## GOAL
Arrange the lines of the listing below as a JSON list of strings, one string per line and no blank lines, starting at the line containing "link-humanismo[interactable]: humanismo xyxy=(326,508,391,523)" and ending at the line containing "paragraph-actualidad: Actualmente, naciones". Include only those lines.

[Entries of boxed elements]
========================================

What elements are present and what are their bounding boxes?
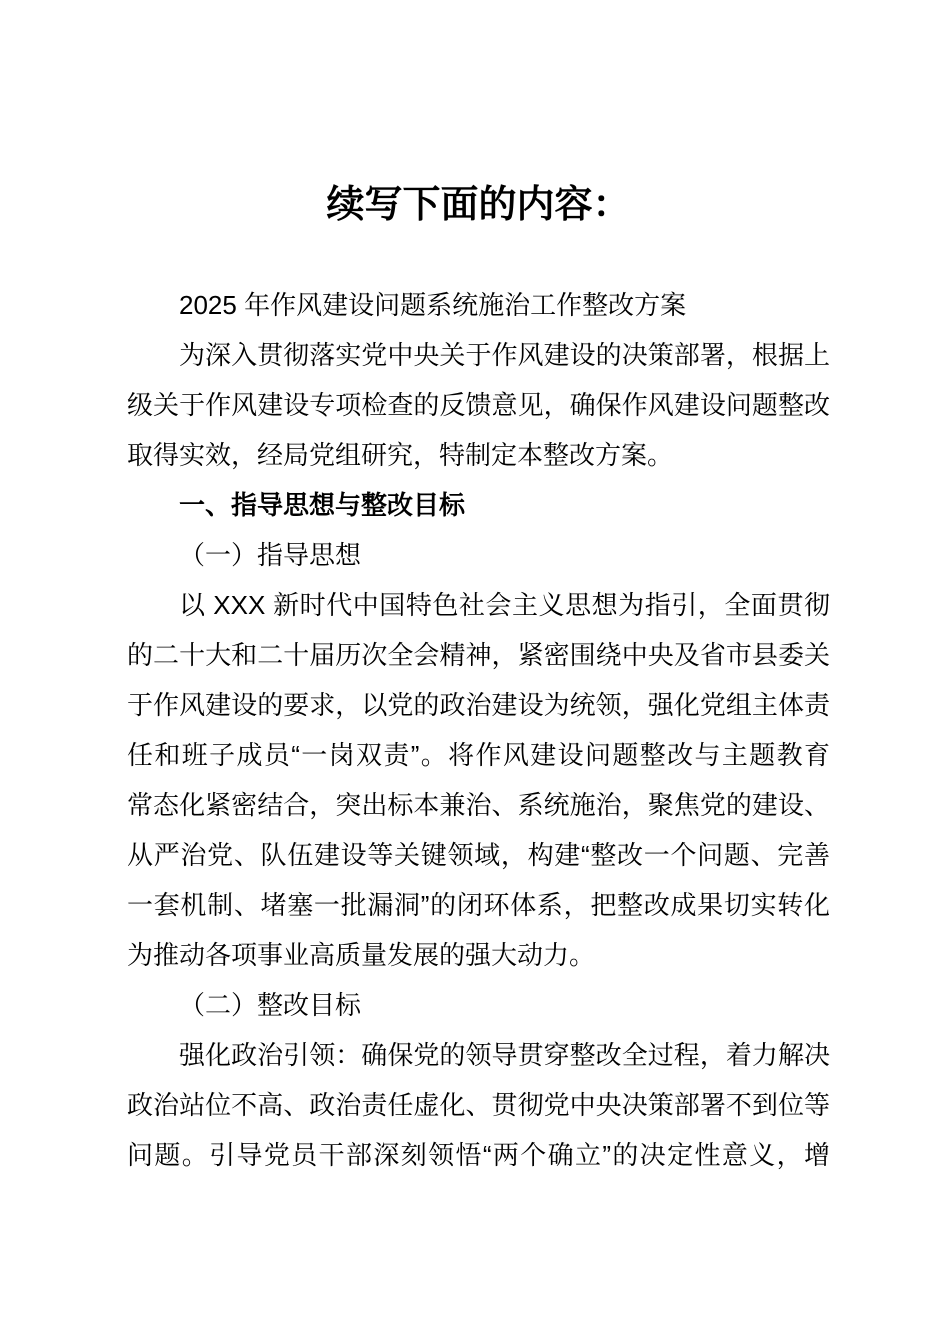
text-line: 一、指导思想与整改目标: [179, 490, 466, 520]
text-line: 政治站位不高、政治责任虚化、贯彻党中央决策部署不到位等: [127, 1090, 830, 1120]
text-line: 2025 年作风建设问题系统施治工作整改方案: [179, 290, 687, 320]
text-line: 常态化紧密结合，突出标本兼治、系统施治，聚焦党的建设、: [127, 790, 830, 820]
paragraph-intro: [127, 330, 830, 480]
paragraph-sub-heading: [127, 530, 830, 580]
document-body: [127, 280, 830, 1180]
text-line: 级关于作风建设专项检查的反馈意见，确保作风建设问题整改: [127, 390, 830, 420]
paragraph-body: [127, 1030, 830, 1180]
paragraph-body: [127, 580, 830, 980]
text-line: （一）指导思想: [179, 540, 362, 570]
text-line: 问题。引导党员干部深刻领悟“两个确立”的决定性意义，增: [127, 1140, 830, 1170]
text-line: 为深入贯彻落实党中央关于作风建设的决策部署，根据上: [179, 340, 830, 370]
text-line: 以 XXX 新时代中国特色社会主义思想为指引，全面贯彻: [179, 590, 830, 620]
text-line: 任和班子成员“一岗双责”。将作风建设问题整改与主题教育: [127, 740, 830, 770]
paragraph-section-heading: [127, 480, 830, 530]
text-line: 的二十大和二十届历次全会精神，紧密围绕中央及省市县委关: [127, 640, 830, 670]
text-line: 为推动各项事业高质量发展的强大动力。: [127, 940, 596, 970]
paragraph-doc-title: [127, 280, 830, 330]
text-line: 从严治党、队伍建设等关键领域，构建“整改一个问题、完善: [127, 840, 830, 870]
text-line: 于作风建设的要求，以党的政治建设为统领，强化党组主体责: [127, 690, 830, 720]
paragraph-sub-heading: [127, 980, 830, 1030]
text-line: （二）整改目标: [179, 990, 362, 1020]
prompt-heading: 续写下面的内容：: [326, 184, 631, 226]
text-line: 取得实效，经局党组研究，特制定本整改方案。: [127, 440, 674, 470]
text-line: 强化政治引领：确保党的领导贯穿整改全过程，着力解决: [179, 1040, 830, 1070]
text-line: 一套机制、堵塞一批漏洞”的闭环体系，把整改成果切实转化: [127, 890, 830, 920]
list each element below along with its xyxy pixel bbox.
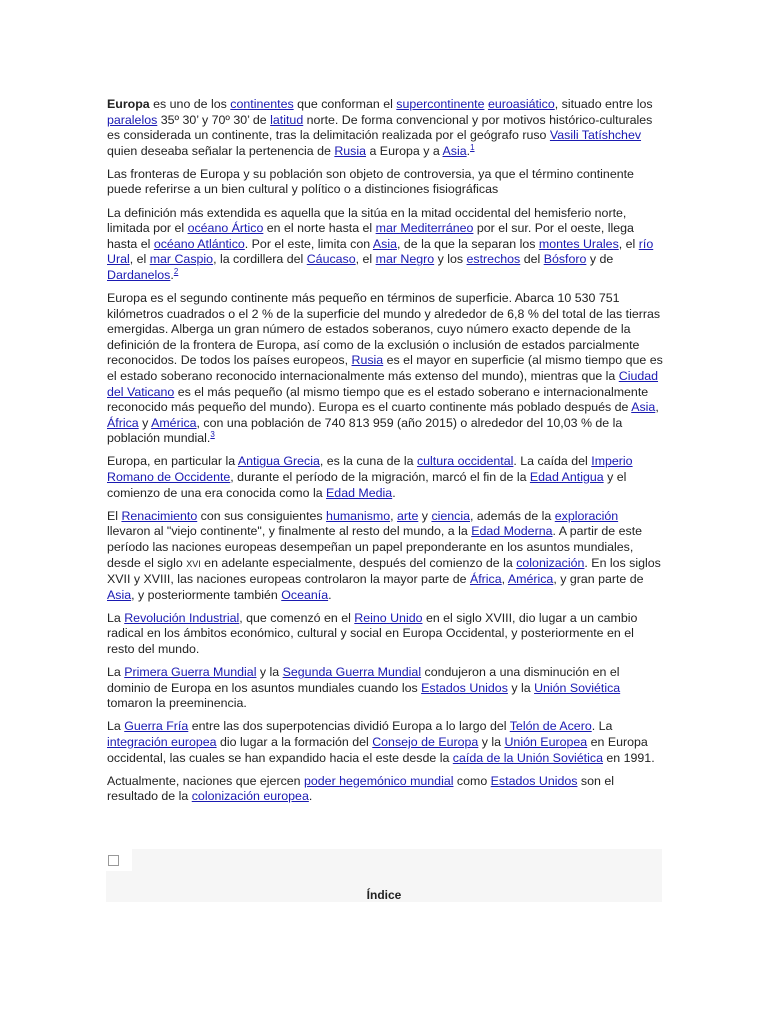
link-humanismo[interactable]: humanismo xyxy=(326,508,391,523)
paragraph-actualidad: Actualmente, naciones que ejercen poder hegemónico mundial como Estados Unidos son el resultado de la colonización europea. xyxy=(107,773,614,804)
link-primera-guerra-mundial[interactable]: Primera Guerra Mundial xyxy=(124,665,257,680)
link-mar-mediterraneo[interactable]: mar Mediterráneo xyxy=(375,221,474,236)
link-exploracion[interactable]: exploración xyxy=(554,508,619,523)
toc-title: Índice xyxy=(366,888,402,902)
link-guerra-fria[interactable]: Guerra Fría xyxy=(124,719,189,734)
paragraph-renacimiento: El Renacimiento con sus consiguientes humanismo, arte y ciencia, además de la exploración llevaron al "viejo continente", y finalmente al resto del mundo, a la Edad Moderna. A partir de este período las naciones europeas desempeñan un papel preponderante en los asuntos mundiales, desde el siglo XVI en adelante especialmente, después del comienzo de la colonización. En los siglos XVII y XVIII, las naciones europeas controlaron la mayor parte de África, América, y gran parte de Asia, y posteriormente también Oceanía. xyxy=(107,508,661,602)
link-latitud[interactable]: latitud xyxy=(270,112,304,127)
link-bosforo[interactable]: Bósforo xyxy=(543,252,587,267)
link-telon-de-acero[interactable]: Telón de Acero xyxy=(509,719,592,734)
link-renacimiento[interactable]: Renacimiento xyxy=(121,508,198,523)
link-oceano-artico[interactable]: océano Ártico xyxy=(187,221,264,236)
link-imperio-romano[interactable]: Imperio Romano de Occidente xyxy=(107,454,633,485)
link-dardanelos[interactable]: Dardanelos xyxy=(107,267,171,282)
paragraph-guerras-mundiales: La Primera Guerra Mundial y la Segunda Guerra Mundial condujeron a una disminución en el dominio de Europa en los asuntos mundiales cuando los Estados Unidos y la Unión Soviética tomaron la preeminencia. xyxy=(107,665,621,711)
paragraph-historia-antigua: Europa, en particular la Antigua Grecia, es la cuna de la cultura occidental. La caída del Imperio Romano de Occidente, durante el período de la migración, marcó el fin de la Edad Antigua y el comienzo de una era conocida como la Edad Media. xyxy=(107,454,633,500)
link-colonizacion-europea[interactable]: colonización europea xyxy=(191,789,309,804)
link-estados-unidos[interactable]: Estados Unidos xyxy=(421,680,508,695)
toc-toggle-checkbox[interactable] xyxy=(108,855,119,866)
link-rusia[interactable]: Rusia xyxy=(334,143,367,158)
link-estados-unidos[interactable]: Estados Unidos xyxy=(490,773,578,788)
link-poder-hegemonico[interactable]: poder hegemónico mundial xyxy=(304,773,454,788)
link-consejo-de-europa[interactable]: Consejo de Europa xyxy=(372,734,479,749)
reference-3[interactable]: 3 xyxy=(210,430,215,440)
paragraph-guerra-fria: La Guerra Fría entre las dos superpotencias dividió Europa a lo largo del Telón de Acero. La integración europea dio lugar a la formación del Consejo de Europa y la Unión Europea en Europa occidental, las cuales se han expandido hacia el este desde la caída de la Unión Soviética en 1991. xyxy=(107,719,655,765)
paragraph-intro: Europa es uno de los continentes que conforman el supercontinente euroasiático, situado entre los paralelos 35º 30’ y 70º 30’ de latitud norte. De forma convencional y por motivos histórico-culturales es considerada un continente, tras la delimitación realizada por el geógrafo ruso Vasili Tatíshchev quien deseaba señalar la pertenencia de Rusia a Europa y a Asia.$^1$ xyxy=(107,97,653,158)
link-supercontinente[interactable]: supercontinente xyxy=(396,97,485,111)
link-rio-ural[interactable]: río Ural xyxy=(107,236,654,267)
link-oceania[interactable]: Oceanía xyxy=(281,587,329,602)
link-ciudad-del-vaticano[interactable]: Ciudad del Vaticano xyxy=(107,369,659,399)
paragraph-definicion: La definición más extendida es aquella que la sitúa en la mitad occidental del hemisferio norte, limitada por el océano Ártico en el norte hasta el mar Mediterráneo por el sur. Por el oeste, llega hasta el océano Atlántico. Por el este, limita con Asia, de la que la separan los montes Urales, el río Ural, el mar Caspio, la cordillera del Cáucaso, el mar Negro y los estrechos del Bósforo y de Dardanelos.$^2$ xyxy=(107,205,654,282)
link-union-sovietica[interactable]: Unión Soviética xyxy=(534,680,621,695)
link-asia[interactable]: Asia xyxy=(107,587,132,602)
link-estrechos[interactable]: estrechos xyxy=(466,252,521,267)
link-arte[interactable]: arte xyxy=(396,508,419,523)
link-segunda-guerra-mundial[interactable]: Segunda Guerra Mundial xyxy=(282,665,422,680)
link-paralelos[interactable]: paralelos xyxy=(107,112,158,127)
link-euroasiatico[interactable]: euroasiático xyxy=(487,97,555,111)
link-reino-unido[interactable]: Reino Unido xyxy=(354,610,423,625)
paragraph-superficie: Europa es el segundo continente más pequeño en términos de superficie. Abarca 10 530 751 kilómetros cuadrados o el 2 % de la superficie del mundo y alrededor de 6,8 % del total de las tierras emergidas. Alberga un gran número de estados soberanos, cuyo número exacto depende de la definición de la frontera de Europa, así como de la exclusión o inclusión de estados parcialmente reconocidos. De todos los países europeos, Rusia es el mayor en superficie (al mismo tiempo que es el estado soberano reconocido internacionalmente más extenso del mundo), mientras que la Ciudad del Vaticano es el más pequeño (al mismo tiempo que es el estado soberano e internacionalmente reconocido más pequeño del mundo). Europa es el cuarto continente más poblado después de Asia, África y América, con una población de 740 813 959 (año 2015) o alrededor del 10,03 % de la población mundial.$^3$ xyxy=(107,291,663,446)
paragraph-revolucion-industrial: La Revolución Industrial, que comenzó en el Reino Unido en el siglo XVIII, dio lugar a un cambio radical en los ámbitos económico, cultural y social en Europa Occidental, y posteriormente en el resto del mundo. xyxy=(107,610,638,656)
link-montes-urales[interactable]: montes Urales xyxy=(538,236,619,251)
link-asia[interactable]: Asia xyxy=(372,236,397,251)
paragraph-fronteras: Las fronteras de Europa y su población son objeto de controversia, ya que el término continente puede referirse a un bien cultural y político o a distinciones fisiográficas xyxy=(107,166,634,197)
link-oceano-atlantico[interactable]: océano Atlántico xyxy=(153,236,245,251)
link-cultura-occidental[interactable]: cultura occidental xyxy=(416,454,514,469)
link-africa[interactable]: África xyxy=(107,415,139,430)
table-of-contents xyxy=(106,849,662,902)
link-integracion-europea[interactable]: integración europea xyxy=(107,734,217,749)
link-ciencia[interactable]: ciencia xyxy=(431,508,471,523)
link-africa[interactable]: África xyxy=(469,572,502,587)
link-union-europea[interactable]: Unión Europea xyxy=(504,734,588,749)
link-mar-caspio[interactable]: mar Caspio xyxy=(149,252,214,267)
link-caucaso[interactable]: Cáucaso xyxy=(306,252,356,267)
link-asia[interactable]: Asia xyxy=(442,143,467,158)
link-edad-moderna[interactable]: Edad Moderna xyxy=(471,524,553,539)
link-tatishchev[interactable]: Vasili Tatíshchev xyxy=(549,128,642,143)
link-asia[interactable]: Asia xyxy=(631,400,656,415)
link-continentes[interactable]: continentes xyxy=(230,97,294,111)
reference-2[interactable]: 2 xyxy=(173,266,179,276)
link-edad-antigua[interactable]: Edad Antigua xyxy=(529,470,604,485)
article-body xyxy=(107,97,663,812)
reference-1[interactable]: 1 xyxy=(470,142,475,152)
link-america[interactable]: América xyxy=(507,572,554,587)
century-label: XVI xyxy=(186,558,201,569)
link-america[interactable]: América xyxy=(151,415,197,430)
article-subject: Europa xyxy=(107,97,150,111)
link-caida-union-sovietica[interactable]: caída de la Unión Soviética xyxy=(452,750,603,765)
link-colonizacion[interactable]: colonización xyxy=(516,555,585,570)
link-rusia[interactable]: Rusia xyxy=(351,353,384,368)
link-revolucion-industrial[interactable]: Revolución Industrial xyxy=(124,610,240,625)
link-antigua-grecia[interactable]: Antigua Grecia xyxy=(237,454,320,469)
link-edad-media[interactable]: Edad Media xyxy=(326,485,393,500)
link-mar-negro[interactable]: mar Negro xyxy=(375,252,435,267)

========================================

## OUTPUT FOR THIS EXERCISE
[
  "link-humanismo[interactable]: humanismo xyxy=(326,508,391,523)",
  "paragraph-actualidad: Actualmente, naciones que ejercen poder hegemónico mundial como Estados Unidos son el resultado de la colonización europea. xyxy=(107,773,614,804)"
]